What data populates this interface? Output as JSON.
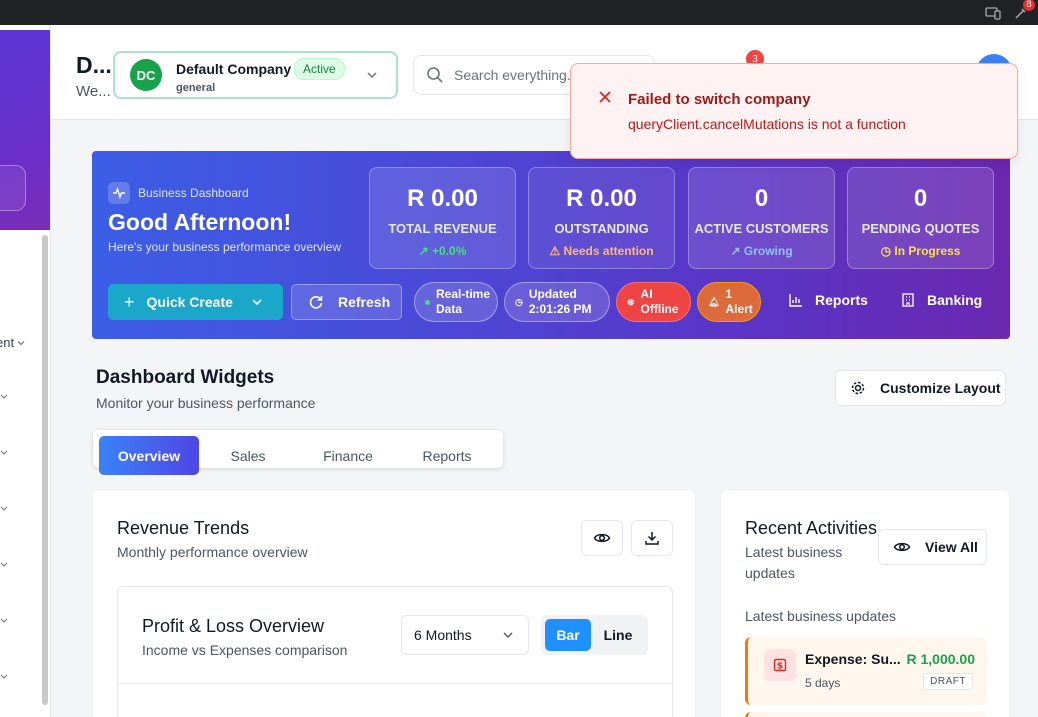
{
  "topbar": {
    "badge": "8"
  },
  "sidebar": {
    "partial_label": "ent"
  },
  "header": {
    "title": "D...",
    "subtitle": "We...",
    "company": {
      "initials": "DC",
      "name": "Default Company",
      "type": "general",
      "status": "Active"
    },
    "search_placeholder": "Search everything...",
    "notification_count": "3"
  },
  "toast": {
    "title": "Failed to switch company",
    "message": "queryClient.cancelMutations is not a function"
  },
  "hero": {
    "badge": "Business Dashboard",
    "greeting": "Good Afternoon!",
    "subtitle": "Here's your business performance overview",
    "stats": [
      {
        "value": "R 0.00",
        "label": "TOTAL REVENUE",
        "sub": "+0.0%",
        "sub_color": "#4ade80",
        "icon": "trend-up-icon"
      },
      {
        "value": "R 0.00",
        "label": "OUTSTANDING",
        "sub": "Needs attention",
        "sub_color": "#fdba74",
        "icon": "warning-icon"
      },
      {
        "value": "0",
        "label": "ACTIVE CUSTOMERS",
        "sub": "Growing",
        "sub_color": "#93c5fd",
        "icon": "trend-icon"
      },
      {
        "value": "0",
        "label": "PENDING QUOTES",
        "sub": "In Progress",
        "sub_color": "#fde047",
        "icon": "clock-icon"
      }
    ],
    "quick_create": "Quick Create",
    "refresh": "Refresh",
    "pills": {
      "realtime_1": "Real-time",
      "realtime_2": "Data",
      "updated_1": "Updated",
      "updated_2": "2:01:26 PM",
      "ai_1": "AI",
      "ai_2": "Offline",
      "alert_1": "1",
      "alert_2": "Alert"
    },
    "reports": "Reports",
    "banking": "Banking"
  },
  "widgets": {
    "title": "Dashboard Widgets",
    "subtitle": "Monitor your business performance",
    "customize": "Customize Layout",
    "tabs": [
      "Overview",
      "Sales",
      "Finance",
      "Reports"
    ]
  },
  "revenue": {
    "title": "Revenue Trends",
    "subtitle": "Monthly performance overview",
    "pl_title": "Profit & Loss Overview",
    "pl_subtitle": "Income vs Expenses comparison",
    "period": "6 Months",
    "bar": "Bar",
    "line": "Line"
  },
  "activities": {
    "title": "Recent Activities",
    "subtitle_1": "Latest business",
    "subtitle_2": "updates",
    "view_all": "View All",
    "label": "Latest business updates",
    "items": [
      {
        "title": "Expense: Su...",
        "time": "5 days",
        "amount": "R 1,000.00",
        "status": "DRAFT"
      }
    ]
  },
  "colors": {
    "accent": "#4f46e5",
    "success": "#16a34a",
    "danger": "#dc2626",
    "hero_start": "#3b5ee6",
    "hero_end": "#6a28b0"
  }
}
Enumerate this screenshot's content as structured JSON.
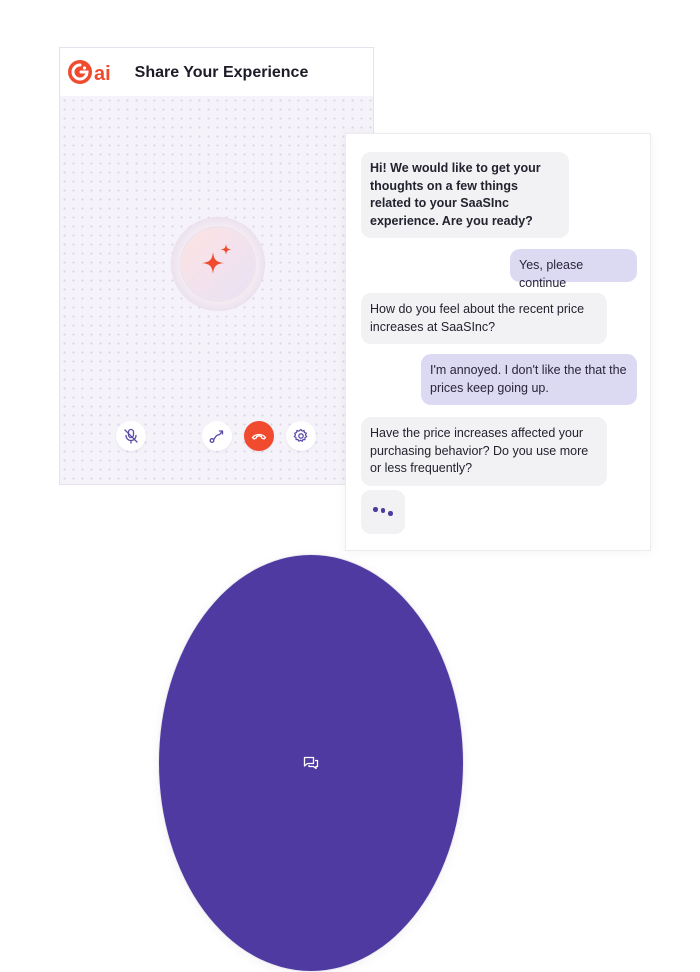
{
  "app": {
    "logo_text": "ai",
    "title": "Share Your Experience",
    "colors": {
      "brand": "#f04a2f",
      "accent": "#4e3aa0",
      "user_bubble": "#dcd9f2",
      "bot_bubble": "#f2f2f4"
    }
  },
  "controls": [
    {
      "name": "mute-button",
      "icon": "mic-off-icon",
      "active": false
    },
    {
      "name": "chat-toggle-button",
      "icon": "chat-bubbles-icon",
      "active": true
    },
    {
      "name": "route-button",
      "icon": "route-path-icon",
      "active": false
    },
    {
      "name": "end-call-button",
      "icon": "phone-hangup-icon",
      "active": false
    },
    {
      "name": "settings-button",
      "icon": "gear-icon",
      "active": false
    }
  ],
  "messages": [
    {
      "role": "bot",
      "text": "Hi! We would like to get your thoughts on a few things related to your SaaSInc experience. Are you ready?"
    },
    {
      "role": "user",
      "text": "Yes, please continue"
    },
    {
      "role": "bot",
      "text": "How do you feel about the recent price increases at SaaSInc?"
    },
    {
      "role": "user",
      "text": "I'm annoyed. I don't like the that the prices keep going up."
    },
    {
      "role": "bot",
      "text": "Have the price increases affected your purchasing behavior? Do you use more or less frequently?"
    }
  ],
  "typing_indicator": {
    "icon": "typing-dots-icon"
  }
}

----

Determine the number of lines in the listing that contain the string "updates". Write that number and nothing else.

• EXPECTED ANSWER: 2